§ **DATA SHOWN**:

══════

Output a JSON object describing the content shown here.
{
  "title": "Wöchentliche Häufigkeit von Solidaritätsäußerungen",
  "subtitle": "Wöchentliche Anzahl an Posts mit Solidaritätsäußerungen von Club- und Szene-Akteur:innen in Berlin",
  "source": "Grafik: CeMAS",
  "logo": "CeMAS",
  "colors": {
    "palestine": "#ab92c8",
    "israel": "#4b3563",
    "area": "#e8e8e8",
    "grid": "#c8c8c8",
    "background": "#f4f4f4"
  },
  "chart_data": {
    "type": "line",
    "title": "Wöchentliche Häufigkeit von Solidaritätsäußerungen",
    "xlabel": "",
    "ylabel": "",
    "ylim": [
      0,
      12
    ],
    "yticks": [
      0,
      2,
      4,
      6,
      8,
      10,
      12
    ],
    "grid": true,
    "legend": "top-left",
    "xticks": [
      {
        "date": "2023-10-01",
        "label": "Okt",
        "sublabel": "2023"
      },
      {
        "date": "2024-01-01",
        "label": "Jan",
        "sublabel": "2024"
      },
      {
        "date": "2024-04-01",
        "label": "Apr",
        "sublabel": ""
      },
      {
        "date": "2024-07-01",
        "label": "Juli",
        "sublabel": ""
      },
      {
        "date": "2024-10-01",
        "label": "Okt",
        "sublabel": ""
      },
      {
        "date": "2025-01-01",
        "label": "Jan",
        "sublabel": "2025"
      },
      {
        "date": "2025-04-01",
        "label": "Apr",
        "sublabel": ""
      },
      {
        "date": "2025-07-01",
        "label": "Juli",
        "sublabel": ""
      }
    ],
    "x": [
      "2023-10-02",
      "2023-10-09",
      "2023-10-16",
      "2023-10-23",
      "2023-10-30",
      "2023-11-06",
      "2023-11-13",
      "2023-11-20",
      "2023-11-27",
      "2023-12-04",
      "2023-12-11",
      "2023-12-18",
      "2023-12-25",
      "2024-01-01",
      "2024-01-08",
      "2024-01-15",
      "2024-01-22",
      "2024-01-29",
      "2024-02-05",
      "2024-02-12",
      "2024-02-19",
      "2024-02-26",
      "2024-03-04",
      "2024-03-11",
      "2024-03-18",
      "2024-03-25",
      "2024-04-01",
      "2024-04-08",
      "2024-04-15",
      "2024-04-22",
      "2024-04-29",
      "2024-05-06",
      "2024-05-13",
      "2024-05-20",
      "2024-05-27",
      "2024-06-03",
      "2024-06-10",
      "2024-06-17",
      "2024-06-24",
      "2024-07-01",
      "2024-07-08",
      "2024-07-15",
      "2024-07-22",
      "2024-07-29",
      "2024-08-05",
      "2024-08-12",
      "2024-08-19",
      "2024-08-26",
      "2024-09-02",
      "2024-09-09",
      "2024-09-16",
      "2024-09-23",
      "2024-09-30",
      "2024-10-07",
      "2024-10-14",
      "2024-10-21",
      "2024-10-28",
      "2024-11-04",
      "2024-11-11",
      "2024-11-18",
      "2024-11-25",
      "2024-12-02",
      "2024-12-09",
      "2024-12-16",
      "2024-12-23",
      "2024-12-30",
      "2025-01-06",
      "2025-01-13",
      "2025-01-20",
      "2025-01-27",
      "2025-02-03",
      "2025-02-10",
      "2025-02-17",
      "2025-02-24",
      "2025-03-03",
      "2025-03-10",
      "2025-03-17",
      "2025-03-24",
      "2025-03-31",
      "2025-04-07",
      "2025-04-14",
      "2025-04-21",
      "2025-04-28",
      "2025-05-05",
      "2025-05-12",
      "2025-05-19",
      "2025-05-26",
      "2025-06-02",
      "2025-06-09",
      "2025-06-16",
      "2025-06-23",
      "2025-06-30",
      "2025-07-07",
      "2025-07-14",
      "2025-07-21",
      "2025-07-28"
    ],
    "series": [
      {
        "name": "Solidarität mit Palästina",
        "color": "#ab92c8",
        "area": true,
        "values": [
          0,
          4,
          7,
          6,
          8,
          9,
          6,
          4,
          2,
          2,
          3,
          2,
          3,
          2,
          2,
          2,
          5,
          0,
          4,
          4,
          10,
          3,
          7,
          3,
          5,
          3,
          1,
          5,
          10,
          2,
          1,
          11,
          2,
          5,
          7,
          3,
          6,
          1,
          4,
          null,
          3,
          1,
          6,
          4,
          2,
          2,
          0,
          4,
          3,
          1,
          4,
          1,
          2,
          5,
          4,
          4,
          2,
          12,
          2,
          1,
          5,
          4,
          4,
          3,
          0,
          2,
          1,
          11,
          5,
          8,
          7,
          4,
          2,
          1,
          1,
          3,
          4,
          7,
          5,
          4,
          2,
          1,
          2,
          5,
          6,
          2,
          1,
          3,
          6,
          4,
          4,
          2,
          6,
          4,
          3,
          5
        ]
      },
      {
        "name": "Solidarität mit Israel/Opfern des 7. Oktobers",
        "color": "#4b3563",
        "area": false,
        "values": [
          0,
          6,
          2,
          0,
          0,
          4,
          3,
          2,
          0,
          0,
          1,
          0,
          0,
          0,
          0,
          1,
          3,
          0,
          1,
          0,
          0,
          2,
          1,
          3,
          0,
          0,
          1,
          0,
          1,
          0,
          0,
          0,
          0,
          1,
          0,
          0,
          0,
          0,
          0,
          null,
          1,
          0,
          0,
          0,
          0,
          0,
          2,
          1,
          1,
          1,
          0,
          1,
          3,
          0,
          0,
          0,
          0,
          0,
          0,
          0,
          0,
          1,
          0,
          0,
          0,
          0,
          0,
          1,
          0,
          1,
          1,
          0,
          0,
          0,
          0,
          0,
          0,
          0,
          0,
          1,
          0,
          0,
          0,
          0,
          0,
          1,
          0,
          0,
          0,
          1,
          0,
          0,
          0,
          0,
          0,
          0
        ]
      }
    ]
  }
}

══════

§ **WHAT YOU ARE ASKED TO DO**: Copy the data above exactly. Every line must be included.

§ **EXERCISE SOLUTION**:
Output a JSON object describing the content shown here.
{
  "title": "Wöchentliche Häufigkeit von Solidaritätsäußerungen",
  "subtitle": "Wöchentliche Anzahl an Posts mit Solidaritätsäußerungen von Club- und Szene-Akteur:innen in Berlin",
  "source": "Grafik: CeMAS",
  "logo": "CeMAS",
  "colors": {
    "palestine": "#ab92c8",
    "israel": "#4b3563",
    "area": "#e8e8e8",
    "grid": "#c8c8c8",
    "background": "#f4f4f4"
  },
  "chart_data": {
    "type": "line",
    "title": "Wöchentliche Häufigkeit von Solidaritätsäußerungen",
    "xlabel": "",
    "ylabel": "",
    "ylim": [
      0,
      12
    ],
    "yticks": [
      0,
      2,
      4,
      6,
      8,
      10,
      12
    ],
    "grid": true,
    "legend": "top-left",
    "xticks": [
      {
        "date": "2023-10-01",
        "label": "Okt",
        "sublabel": "2023"
      },
      {
        "date": "2024-01-01",
        "label": "Jan",
        "sublabel": "2024"
      },
      {
        "date": "2024-04-01",
        "label": "Apr",
        "sublabel": ""
      },
      {
        "date": "2024-07-01",
        "label": "Juli",
        "sublabel": ""
      },
      {
        "date": "2024-10-01",
        "label": "Okt",
        "sublabel": ""
      },
      {
        "date": "2025-01-01",
        "label": "Jan",
        "sublabel": "2025"
      },
      {
        "date": "2025-04-01",
        "label": "Apr",
        "sublabel": ""
      },
      {
        "date": "2025-07-01",
        "label": "Juli",
        "sublabel": ""
      }
    ],
    "x": [
      "2023-10-02",
      "2023-10-09",
      "2023-10-16",
      "2023-10-23",
      "2023-10-30",
      "2023-11-06",
      "2023-11-13",
      "2023-11-20",
      "2023-11-27",
      "2023-12-04",
      "2023-12-11",
      "2023-12-18",
      "2023-12-25",
      "2024-01-01",
      "2024-01-08",
      "2024-01-15",
      "2024-01-22",
      "2024-01-29",
      "2024-02-05",
      "2024-02-12",
      "2024-02-19",
      "2024-02-26",
      "2024-03-04",
      "2024-03-11",
      "2024-03-18",
      "2024-03-25",
      "2024-04-01",
      "2024-04-08",
      "2024-04-15",
      "2024-04-22",
      "2024-04-29",
      "2024-05-06",
      "2024-05-13",
      "2024-05-20",
      "2024-05-27",
      "2024-06-03",
      "2024-06-10",
      "2024-06-17",
      "2024-06-24",
      "2024-07-01",
      "2024-07-08",
      "2024-07-15",
      "2024-07-22",
      "2024-07-29",
      "2024-08-05",
      "2024-08-12",
      "2024-08-19",
      "2024-08-26",
      "2024-09-02",
      "2024-09-09",
      "2024-09-16",
      "2024-09-23",
      "2024-09-30",
      "2024-10-07",
      "2024-10-14",
      "2024-10-21",
      "2024-10-28",
      "2024-11-04",
      "2024-11-11",
      "2024-11-18",
      "2024-11-25",
      "2024-12-02",
      "2024-12-09",
      "2024-12-16",
      "2024-12-23",
      "2024-12-30",
      "2025-01-06",
      "2025-01-13",
      "2025-01-20",
      "2025-01-27",
      "2025-02-03",
      "2025-02-10",
      "2025-02-17",
      "2025-02-24",
      "2025-03-03",
      "2025-03-10",
      "2025-03-17",
      "2025-03-24",
      "2025-03-31",
      "2025-04-07",
      "2025-04-14",
      "2025-04-21",
      "2025-04-28",
      "2025-05-05",
      "2025-05-12",
      "2025-05-19",
      "2025-05-26",
      "2025-06-02",
      "2025-06-09",
      "2025-06-16",
      "2025-06-23",
      "2025-06-30",
      "2025-07-07",
      "2025-07-14",
      "2025-07-21",
      "2025-07-28"
    ],
    "series": [
      {
        "name": "Solidarität mit Palästina",
        "color": "#ab92c8",
        "area": true,
        "values": [
          0,
          4,
          7,
          6,
          8,
          9,
          6,
          4,
          2,
          2,
          3,
          2,
          3,
          2,
          2,
          2,
          5,
          0,
          4,
          4,
          10,
          3,
          7,
          3,
          5,
          3,
          1,
          5,
          10,
          2,
          1,
          11,
          2,
          5,
          7,
          3,
          6,
          1,
          4,
          null,
          3,
          1,
          6,
          4,
          2,
          2,
          0,
          4,
          3,
          1,
          4,
          1,
          2,
          5,
          4,
          4,
          2,
          12,
          2,
          1,
          5,
          4,
          4,
          3,
          0,
          2,
          1,
          11,
          5,
          8,
          7,
          4,
          2,
          1,
          1,
          3,
          4,
          7,
          5,
          4,
          2,
          1,
          2,
          5,
          6,
          2,
          1,
          3,
          6,
          4,
          4,
          2,
          6,
          4,
          3,
          5
        ]
      },
      {
        "name": "Solidarität mit Israel/Opfern des 7. Oktobers",
        "color": "#4b3563",
        "area": false,
        "values": [
          0,
          6,
          2,
          0,
          0,
          4,
          3,
          2,
          0,
          0,
          1,
          0,
          0,
          0,
          0,
          1,
          3,
          0,
          1,
          0,
          0,
          2,
          1,
          3,
          0,
          0,
          1,
          0,
          1,
          0,
          0,
          0,
          0,
          1,
          0,
          0,
          0,
          0,
          0,
          null,
          1,
          0,
          0,
          0,
          0,
          0,
          2,
          1,
          1,
          1,
          0,
          1,
          3,
          0,
          0,
          0,
          0,
          0,
          0,
          0,
          0,
          1,
          0,
          0,
          0,
          0,
          0,
          1,
          0,
          1,
          1,
          0,
          0,
          0,
          0,
          0,
          0,
          0,
          0,
          1,
          0,
          0,
          0,
          0,
          0,
          1,
          0,
          0,
          0,
          1,
          0,
          0,
          0,
          0,
          0,
          0
        ]
      }
    ]
  }
}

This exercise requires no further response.